Challenge: Sift the listing for lines that hold the string "Santa" and pull them out.

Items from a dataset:

▬▬▬▬▬▬

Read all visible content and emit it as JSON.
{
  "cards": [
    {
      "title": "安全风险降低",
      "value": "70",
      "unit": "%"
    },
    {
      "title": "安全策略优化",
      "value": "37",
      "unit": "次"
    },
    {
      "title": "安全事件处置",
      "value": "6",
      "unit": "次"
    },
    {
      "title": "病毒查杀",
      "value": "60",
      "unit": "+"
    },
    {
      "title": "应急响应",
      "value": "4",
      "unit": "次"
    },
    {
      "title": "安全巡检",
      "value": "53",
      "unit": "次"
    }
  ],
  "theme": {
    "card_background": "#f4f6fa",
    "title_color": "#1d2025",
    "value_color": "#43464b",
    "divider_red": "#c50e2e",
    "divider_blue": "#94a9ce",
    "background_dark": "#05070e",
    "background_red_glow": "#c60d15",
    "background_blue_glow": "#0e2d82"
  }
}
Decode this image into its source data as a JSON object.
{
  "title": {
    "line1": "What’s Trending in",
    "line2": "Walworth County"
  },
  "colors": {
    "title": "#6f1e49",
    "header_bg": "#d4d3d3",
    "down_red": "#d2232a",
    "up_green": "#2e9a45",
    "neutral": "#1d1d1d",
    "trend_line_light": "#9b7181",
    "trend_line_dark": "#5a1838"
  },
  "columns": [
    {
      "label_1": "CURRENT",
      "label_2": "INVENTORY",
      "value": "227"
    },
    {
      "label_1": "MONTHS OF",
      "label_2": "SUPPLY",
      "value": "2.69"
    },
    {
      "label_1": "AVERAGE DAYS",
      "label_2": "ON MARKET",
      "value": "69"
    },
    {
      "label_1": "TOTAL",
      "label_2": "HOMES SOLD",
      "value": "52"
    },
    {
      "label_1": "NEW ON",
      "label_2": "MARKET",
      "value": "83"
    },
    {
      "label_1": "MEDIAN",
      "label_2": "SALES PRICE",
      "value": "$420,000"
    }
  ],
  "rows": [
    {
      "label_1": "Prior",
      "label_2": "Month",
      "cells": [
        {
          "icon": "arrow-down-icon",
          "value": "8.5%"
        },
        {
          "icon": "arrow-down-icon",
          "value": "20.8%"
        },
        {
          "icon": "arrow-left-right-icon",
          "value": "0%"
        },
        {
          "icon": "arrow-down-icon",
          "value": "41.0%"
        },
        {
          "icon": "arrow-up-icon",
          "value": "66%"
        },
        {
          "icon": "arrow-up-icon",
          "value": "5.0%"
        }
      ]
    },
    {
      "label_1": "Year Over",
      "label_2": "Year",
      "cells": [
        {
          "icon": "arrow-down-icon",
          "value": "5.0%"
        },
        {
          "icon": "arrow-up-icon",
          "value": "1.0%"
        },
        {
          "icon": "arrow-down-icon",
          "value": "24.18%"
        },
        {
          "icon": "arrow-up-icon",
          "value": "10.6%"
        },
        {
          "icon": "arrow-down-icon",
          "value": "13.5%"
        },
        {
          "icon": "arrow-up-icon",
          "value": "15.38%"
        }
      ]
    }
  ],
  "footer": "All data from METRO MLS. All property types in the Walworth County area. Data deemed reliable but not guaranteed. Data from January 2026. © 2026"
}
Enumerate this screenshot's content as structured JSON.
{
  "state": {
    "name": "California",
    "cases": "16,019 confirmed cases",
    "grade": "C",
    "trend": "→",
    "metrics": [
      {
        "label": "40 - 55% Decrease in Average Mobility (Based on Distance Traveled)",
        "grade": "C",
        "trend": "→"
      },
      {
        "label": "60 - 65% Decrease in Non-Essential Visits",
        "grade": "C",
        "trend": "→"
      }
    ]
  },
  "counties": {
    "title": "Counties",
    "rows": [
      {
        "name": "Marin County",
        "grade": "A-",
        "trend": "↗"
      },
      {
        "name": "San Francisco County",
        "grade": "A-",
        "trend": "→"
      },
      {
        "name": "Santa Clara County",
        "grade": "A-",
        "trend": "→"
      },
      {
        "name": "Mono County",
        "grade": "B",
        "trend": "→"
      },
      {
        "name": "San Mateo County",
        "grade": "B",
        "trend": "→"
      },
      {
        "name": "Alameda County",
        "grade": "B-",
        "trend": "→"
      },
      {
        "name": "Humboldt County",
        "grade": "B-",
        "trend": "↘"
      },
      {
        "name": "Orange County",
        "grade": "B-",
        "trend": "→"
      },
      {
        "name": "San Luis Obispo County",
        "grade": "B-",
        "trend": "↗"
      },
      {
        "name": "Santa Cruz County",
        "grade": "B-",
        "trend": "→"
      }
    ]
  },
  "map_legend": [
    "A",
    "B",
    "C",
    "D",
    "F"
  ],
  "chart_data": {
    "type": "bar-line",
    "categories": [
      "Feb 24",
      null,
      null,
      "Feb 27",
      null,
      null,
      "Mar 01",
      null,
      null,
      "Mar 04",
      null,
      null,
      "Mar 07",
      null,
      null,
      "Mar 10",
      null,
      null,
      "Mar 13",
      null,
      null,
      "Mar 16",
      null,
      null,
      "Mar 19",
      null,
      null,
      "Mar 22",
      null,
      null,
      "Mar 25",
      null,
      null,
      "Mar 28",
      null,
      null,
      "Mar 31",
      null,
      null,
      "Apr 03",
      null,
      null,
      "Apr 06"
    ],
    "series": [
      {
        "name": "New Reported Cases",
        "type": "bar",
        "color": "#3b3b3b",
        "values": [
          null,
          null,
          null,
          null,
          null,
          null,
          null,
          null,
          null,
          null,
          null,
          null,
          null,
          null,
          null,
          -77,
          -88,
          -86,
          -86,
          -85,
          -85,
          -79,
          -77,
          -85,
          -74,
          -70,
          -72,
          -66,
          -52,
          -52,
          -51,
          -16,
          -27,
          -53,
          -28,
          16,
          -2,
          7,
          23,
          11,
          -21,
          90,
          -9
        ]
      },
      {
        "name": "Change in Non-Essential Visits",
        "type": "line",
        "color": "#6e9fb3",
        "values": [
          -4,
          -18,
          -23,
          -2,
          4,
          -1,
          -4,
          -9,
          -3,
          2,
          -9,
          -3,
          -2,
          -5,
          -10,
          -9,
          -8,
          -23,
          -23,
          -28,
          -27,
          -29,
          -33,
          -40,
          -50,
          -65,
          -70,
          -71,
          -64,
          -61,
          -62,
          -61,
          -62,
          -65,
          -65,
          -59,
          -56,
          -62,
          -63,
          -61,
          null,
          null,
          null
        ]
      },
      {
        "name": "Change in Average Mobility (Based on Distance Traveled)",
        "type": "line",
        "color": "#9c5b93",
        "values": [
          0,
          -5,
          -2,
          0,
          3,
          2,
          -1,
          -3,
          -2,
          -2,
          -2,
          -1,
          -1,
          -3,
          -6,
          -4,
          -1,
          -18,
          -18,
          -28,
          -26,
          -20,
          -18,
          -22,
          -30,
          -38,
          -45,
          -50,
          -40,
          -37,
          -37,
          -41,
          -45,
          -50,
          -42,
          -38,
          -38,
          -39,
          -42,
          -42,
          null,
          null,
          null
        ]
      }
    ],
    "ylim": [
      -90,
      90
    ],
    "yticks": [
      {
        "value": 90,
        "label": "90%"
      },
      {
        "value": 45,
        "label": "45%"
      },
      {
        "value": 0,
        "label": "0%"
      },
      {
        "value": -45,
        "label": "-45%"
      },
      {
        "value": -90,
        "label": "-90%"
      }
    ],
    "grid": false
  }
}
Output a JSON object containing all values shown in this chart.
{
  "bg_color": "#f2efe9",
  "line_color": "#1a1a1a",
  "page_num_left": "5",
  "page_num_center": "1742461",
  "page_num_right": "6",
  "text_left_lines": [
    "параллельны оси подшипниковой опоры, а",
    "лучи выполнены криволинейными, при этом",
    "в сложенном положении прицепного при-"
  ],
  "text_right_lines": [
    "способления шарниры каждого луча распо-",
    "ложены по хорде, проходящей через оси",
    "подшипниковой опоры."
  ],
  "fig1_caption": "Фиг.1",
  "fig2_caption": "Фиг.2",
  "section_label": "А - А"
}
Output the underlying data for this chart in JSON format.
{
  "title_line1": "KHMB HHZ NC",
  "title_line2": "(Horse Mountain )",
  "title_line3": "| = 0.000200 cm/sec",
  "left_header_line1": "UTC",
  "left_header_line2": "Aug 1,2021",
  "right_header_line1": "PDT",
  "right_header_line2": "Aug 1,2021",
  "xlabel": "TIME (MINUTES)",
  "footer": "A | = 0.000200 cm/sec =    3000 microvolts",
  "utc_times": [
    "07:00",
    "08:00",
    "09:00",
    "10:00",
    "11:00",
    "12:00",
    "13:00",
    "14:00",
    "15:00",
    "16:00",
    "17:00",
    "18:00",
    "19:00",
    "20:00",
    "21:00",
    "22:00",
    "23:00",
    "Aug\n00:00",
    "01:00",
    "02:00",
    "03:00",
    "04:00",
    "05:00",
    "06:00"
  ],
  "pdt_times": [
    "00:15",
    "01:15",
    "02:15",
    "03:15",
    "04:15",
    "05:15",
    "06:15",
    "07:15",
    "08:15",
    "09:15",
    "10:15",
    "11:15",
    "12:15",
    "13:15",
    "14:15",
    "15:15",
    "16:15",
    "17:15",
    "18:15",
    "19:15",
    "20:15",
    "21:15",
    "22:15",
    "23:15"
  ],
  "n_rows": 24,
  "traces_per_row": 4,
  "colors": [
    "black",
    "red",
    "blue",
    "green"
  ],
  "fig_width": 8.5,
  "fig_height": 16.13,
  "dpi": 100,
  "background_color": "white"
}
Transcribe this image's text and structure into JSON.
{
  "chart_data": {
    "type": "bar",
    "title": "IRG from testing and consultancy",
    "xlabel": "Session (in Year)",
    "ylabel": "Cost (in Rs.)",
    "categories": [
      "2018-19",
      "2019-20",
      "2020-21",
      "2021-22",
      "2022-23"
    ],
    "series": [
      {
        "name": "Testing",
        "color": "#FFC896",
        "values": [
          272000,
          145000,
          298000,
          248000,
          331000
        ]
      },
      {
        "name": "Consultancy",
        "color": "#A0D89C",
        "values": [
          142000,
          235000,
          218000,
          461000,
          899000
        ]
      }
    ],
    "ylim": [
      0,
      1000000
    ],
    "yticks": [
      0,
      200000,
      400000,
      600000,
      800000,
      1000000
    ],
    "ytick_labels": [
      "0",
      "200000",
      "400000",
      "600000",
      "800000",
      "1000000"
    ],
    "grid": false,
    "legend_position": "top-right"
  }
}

▬▬▬▬▬▬

Solution to this exercise:
        "name": "Santa Clara County",
        "name": "Santa Cruz County",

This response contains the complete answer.